##### Record set

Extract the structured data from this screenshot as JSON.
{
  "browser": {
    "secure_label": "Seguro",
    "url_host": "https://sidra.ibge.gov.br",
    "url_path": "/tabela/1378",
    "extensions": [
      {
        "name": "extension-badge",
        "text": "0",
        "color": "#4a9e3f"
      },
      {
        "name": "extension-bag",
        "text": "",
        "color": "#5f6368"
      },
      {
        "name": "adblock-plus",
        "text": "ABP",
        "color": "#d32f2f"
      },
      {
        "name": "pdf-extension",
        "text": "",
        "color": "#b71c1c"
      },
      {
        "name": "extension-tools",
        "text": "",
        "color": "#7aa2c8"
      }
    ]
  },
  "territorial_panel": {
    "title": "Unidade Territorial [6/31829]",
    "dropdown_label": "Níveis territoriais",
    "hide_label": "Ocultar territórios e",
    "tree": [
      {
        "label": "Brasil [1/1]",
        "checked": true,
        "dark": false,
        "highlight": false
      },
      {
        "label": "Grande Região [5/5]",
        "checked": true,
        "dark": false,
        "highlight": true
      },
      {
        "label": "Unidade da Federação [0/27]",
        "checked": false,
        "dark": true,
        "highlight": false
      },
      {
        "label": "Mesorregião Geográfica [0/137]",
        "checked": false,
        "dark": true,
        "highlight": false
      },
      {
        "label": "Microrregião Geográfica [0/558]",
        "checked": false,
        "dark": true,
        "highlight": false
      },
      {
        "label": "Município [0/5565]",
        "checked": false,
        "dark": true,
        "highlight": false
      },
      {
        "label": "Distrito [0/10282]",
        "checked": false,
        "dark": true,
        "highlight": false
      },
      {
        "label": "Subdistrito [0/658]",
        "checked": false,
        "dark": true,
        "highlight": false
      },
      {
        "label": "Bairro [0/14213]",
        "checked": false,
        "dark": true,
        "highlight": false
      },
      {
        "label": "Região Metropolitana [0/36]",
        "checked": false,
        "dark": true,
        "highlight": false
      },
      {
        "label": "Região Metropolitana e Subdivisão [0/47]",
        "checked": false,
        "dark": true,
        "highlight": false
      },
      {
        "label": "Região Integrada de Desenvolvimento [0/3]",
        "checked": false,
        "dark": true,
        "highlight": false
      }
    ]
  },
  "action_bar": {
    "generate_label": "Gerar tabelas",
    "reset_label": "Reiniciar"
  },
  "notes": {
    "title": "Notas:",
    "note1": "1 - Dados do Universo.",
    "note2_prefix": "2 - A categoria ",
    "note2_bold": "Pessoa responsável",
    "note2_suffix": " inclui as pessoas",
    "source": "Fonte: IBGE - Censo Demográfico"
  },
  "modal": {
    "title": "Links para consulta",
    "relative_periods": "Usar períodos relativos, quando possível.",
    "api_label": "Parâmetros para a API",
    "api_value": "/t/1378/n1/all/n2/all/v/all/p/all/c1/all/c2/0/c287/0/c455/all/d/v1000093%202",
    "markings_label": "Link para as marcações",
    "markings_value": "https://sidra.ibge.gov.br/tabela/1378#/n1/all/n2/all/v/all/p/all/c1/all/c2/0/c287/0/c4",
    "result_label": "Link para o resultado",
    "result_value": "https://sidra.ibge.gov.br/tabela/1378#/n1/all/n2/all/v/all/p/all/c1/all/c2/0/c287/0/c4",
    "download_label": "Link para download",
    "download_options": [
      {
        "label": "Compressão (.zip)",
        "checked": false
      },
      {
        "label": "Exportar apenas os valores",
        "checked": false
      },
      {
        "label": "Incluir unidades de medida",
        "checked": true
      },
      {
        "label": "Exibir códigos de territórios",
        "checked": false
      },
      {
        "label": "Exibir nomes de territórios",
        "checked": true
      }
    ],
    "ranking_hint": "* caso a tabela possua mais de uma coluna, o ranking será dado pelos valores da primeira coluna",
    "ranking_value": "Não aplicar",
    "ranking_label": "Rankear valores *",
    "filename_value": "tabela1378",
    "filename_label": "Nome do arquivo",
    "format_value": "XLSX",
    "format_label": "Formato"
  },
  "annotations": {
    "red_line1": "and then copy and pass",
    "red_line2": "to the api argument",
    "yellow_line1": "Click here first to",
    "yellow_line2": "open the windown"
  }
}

##########

• **Task prompt**: Return what is listed above, exactly and completely.

• **The result**:
Extract the structured data from this screenshot as JSON.
{
  "browser": {
    "secure_label": "Seguro",
    "url_host": "https://sidra.ibge.gov.br",
    "url_path": "/tabela/1378",
    "extensions": [
      {
        "name": "extension-badge",
        "text": "0",
        "color": "#4a9e3f"
      },
      {
        "name": "extension-bag",
        "text": "",
        "color": "#5f6368"
      },
      {
        "name": "adblock-plus",
        "text": "ABP",
        "color": "#d32f2f"
      },
      {
        "name": "pdf-extension",
        "text": "",
        "color": "#b71c1c"
      },
      {
        "name": "extension-tools",
        "text": "",
        "color": "#7aa2c8"
      }
    ]
  },
  "territorial_panel": {
    "title": "Unidade Territorial [6/31829]",
    "dropdown_label": "Níveis territoriais",
    "hide_label": "Ocultar territórios e",
    "tree": [
      {
        "label": "Brasil [1/1]",
        "checked": true,
        "dark": false,
        "highlight": false
      },
      {
        "label": "Grande Região [5/5]",
        "checked": true,
        "dark": false,
        "highlight": true
      },
      {
        "label": "Unidade da Federação [0/27]",
        "checked": false,
        "dark": true,
        "highlight": false
      },
      {
        "label": "Mesorregião Geográfica [0/137]",
        "checked": false,
        "dark": true,
        "highlight": false
      },
      {
        "label": "Microrregião Geográfica [0/558]",
        "checked": false,
        "dark": true,
        "highlight": false
      },
      {
        "label": "Município [0/5565]",
        "checked": false,
        "dark": true,
        "highlight": false
      },
      {
        "label": "Distrito [0/10282]",
        "checked": false,
        "dark": true,
        "highlight": false
      },
      {
        "label": "Subdistrito [0/658]",
        "checked": false,
        "dark": true,
        "highlight": false
      },
      {
        "label": "Bairro [0/14213]",
        "checked": false,
        "dark": true,
        "highlight": false
      },
      {
        "label": "Região Metropolitana [0/36]",
        "checked": false,
        "dark": true,
        "highlight": false
      },
      {
        "label": "Região Metropolitana e Subdivisão [0/47]",
        "checked": false,
        "dark": true,
        "highlight": false
      },
      {
        "label": "Região Integrada de Desenvolvimento [0/3]",
        "checked": false,
        "dark": true,
        "highlight": false
      }
    ]
  },
  "action_bar": {
    "generate_label": "Gerar tabelas",
    "reset_label": "Reiniciar"
  },
  "notes": {
    "title": "Notas:",
    "note1": "1 - Dados do Universo.",
    "note2_prefix": "2 - A categoria ",
    "note2_bold": "Pessoa responsável",
    "note2_suffix": " inclui as pessoas",
    "source": "Fonte: IBGE - Censo Demográfico"
  },
  "modal": {
    "title": "Links para consulta",
    "relative_periods": "Usar períodos relativos, quando possível.",
    "api_label": "Parâmetros para a API",
    "api_value": "/t/1378/n1/all/n2/all/v/all/p/all/c1/all/c2/0/c287/0/c455/all/d/v1000093%202",
    "markings_label": "Link para as marcações",
    "markings_value": "https://sidra.ibge.gov.br/tabela/1378#/n1/all/n2/all/v/all/p/all/c1/all/c2/0/c287/0/c4",
    "result_label": "Link para o resultado",
    "result_value": "https://sidra.ibge.gov.br/tabela/1378#/n1/all/n2/all/v/all/p/all/c1/all/c2/0/c287/0/c4",
    "download_label": "Link para download",
    "download_options": [
      {
        "label": "Compressão (.zip)",
        "checked": false
      },
      {
        "label": "Exportar apenas os valores",
        "checked": false
      },
      {
        "label": "Incluir unidades de medida",
        "checked": true
      },
      {
        "label": "Exibir códigos de territórios",
        "checked": false
      },
      {
        "label": "Exibir nomes de territórios",
        "checked": true
      }
    ],
    "ranking_hint": "* caso a tabela possua mais de uma coluna, o ranking será dado pelos valores da primeira coluna",
    "ranking_value": "Não aplicar",
    "ranking_label": "Rankear valores *",
    "filename_value": "tabela1378",
    "filename_label": "Nome do arquivo",
    "format_value": "XLSX",
    "format_label": "Formato"
  },
  "annotations": {
    "red_line1": "and then copy and pass",
    "red_line2": "to the api argument",
    "yellow_line1": "Click here first to",
    "yellow_line2": "open the windown"
  }
}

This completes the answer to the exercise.